◆ STATED TASK: Output all of the data below exactly as given.

◆ MATERIAL SHOWN:
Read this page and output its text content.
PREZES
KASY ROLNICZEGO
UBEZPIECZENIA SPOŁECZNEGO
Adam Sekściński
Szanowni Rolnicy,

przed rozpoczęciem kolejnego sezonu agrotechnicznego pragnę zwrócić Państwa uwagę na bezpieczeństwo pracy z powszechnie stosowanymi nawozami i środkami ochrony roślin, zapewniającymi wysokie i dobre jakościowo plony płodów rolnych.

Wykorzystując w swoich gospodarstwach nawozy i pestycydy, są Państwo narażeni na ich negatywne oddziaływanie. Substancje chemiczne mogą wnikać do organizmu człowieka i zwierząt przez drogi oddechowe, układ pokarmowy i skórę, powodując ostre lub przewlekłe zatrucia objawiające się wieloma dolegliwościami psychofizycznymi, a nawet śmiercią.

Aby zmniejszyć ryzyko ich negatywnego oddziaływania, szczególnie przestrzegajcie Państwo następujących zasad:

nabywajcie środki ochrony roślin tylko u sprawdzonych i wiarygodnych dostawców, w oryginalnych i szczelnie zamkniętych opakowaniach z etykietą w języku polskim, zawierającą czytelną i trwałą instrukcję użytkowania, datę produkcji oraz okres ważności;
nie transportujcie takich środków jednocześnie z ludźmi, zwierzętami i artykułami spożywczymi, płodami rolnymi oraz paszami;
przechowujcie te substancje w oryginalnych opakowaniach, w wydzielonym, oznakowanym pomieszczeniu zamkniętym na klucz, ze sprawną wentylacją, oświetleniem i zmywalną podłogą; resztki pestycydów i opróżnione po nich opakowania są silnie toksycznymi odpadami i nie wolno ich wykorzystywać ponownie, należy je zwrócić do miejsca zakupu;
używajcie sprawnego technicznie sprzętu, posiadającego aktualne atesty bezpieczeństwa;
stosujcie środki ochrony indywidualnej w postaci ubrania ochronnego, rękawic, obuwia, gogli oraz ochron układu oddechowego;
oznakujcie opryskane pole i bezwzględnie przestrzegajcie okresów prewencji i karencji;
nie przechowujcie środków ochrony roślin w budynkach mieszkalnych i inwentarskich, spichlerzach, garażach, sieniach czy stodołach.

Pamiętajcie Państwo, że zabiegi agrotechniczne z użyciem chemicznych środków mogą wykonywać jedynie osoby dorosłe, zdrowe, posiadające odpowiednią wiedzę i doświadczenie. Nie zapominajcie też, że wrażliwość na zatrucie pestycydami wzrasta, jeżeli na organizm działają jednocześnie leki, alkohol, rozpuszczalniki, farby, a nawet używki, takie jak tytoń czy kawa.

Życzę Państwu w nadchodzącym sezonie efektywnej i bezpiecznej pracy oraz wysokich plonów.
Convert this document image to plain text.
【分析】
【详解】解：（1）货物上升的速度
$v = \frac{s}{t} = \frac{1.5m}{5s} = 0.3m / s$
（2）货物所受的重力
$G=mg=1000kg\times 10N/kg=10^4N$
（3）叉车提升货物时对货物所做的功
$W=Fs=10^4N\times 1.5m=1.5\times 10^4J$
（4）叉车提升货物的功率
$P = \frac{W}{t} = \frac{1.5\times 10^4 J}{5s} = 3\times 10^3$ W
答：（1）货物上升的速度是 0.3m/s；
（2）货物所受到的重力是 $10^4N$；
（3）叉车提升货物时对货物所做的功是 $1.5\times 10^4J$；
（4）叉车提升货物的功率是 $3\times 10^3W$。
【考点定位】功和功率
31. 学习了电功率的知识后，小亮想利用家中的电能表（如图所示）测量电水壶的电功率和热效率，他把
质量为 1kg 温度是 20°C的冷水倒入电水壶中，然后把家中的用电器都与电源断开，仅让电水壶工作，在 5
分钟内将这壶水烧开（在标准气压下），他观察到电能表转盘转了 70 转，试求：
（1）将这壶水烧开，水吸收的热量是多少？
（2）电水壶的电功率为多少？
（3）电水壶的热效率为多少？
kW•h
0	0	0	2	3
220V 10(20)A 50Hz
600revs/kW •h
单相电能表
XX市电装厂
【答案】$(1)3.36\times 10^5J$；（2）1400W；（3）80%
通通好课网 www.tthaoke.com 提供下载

◆ THE RESULT:
Read this page and output its text content.
PREZES
KASY ROLNICZEGO
UBEZPIECZENIA SPOŁECZNEGO
Adam Sekściński
Szanowni Rolnicy,

przed rozpoczęciem kolejnego sezonu agrotechnicznego pragnę zwrócić Państwa uwagę na bezpieczeństwo pracy z powszechnie stosowanymi nawozami i środkami ochrony roślin, zapewniającymi wysokie i dobre jakościowo plony płodów rolnych.

Wykorzystując w swoich gospodarstwach nawozy i pestycydy, są Państwo narażeni na ich negatywne oddziaływanie. Substancje chemiczne mogą wnikać do organizmu człowieka i zwierząt przez drogi oddechowe, układ pokarmowy i skórę, powodując ostre lub przewlekłe zatrucia objawiające się wieloma dolegliwościami psychofizycznymi, a nawet śmiercią.

Aby zmniejszyć ryzyko ich negatywnego oddziaływania, szczególnie przestrzegajcie Państwo następujących zasad:

nabywajcie środki ochrony roślin tylko u sprawdzonych i wiarygodnych dostawców, w oryginalnych i szczelnie zamkniętych opakowaniach z etykietą w języku polskim, zawierającą czytelną i trwałą instrukcję użytkowania, datę produkcji oraz okres ważności;
nie transportujcie takich środków jednocześnie z ludźmi, zwierzętami i artykułami spożywczymi, płodami rolnymi oraz paszami;
przechowujcie te substancje w oryginalnych opakowaniach, w wydzielonym, oznakowanym pomieszczeniu zamkniętym na klucz, ze sprawną wentylacją, oświetleniem i zmywalną podłogą; resztki pestycydów i opróżnione po nich opakowania są silnie toksycznymi odpadami i nie wolno ich wykorzystywać ponownie, należy je zwrócić do miejsca zakupu;
używajcie sprawnego technicznie sprzętu, posiadającego aktualne atesty bezpieczeństwa;
stosujcie środki ochrony indywidualnej w postaci ubrania ochronnego, rękawic, obuwia, gogli oraz ochron układu oddechowego;
oznakujcie opryskane pole i bezwzględnie przestrzegajcie okresów prewencji i karencji;
nie przechowujcie środków ochrony roślin w budynkach mieszkalnych i inwentarskich, spichlerzach, garażach, sieniach czy stodołach.

Pamiętajcie Państwo, że zabiegi agrotechniczne z użyciem chemicznych środków mogą wykonywać jedynie osoby dorosłe, zdrowe, posiadające odpowiednią wiedzę i doświadczenie. Nie zapominajcie też, że wrażliwość na zatrucie pestycydami wzrasta, jeżeli na organizm działają jednocześnie leki, alkohol, rozpuszczalniki, farby, a nawet używki, takie jak tytoń czy kawa.

Życzę Państwu w nadchodzącym sezonie efektywnej i bezpiecznej pracy oraz wysokich plonów.
Convert this document image to plain text.
【分析】
【详解】解：（1）货物上升的速度
$v = \frac{s}{t} = \frac{1.5m}{5s} = 0.3m / s$
（2）货物所受的重力
$G=mg=1000kg\times 10N/kg=10^4N$
（3）叉车提升货物时对货物所做的功
$W=Fs=10^4N\times 1.5m=1.5\times 10^4J$
（4）叉车提升货物的功率
$P = \frac{W}{t} = \frac{1.5\times 10^4 J}{5s} = 3\times 10^3$ W
答：（1）货物上升的速度是 0.3m/s；
（2）货物所受到的重力是 $10^4N$；
（3）叉车提升货物时对货物所做的功是 $1.5\times 10^4J$；
（4）叉车提升货物的功率是 $3\times 10^3W$。
【考点定位】功和功率
31. 学习了电功率的知识后，小亮想利用家中的电能表（如图所示）测量电水壶的电功率和热效率，他把
质量为 1kg 温度是 20°C的冷水倒入电水壶中，然后把家中的用电器都与电源断开，仅让电水壶工作，在 5
分钟内将这壶水烧开（在标准气压下），他观察到电能表转盘转了 70 转，试求：
（1）将这壶水烧开，水吸收的热量是多少？
（2）电水壶的电功率为多少？
（3）电水壶的热效率为多少？
kW•h
0	0	0	2	3
220V 10(20)A 50Hz
600revs/kW •h
单相电能表
XX市电装厂
【答案】$(1)3.36\times 10^5J$；（2）1400W；（3）80%
通通好课网 www.tthaoke.com 提供下载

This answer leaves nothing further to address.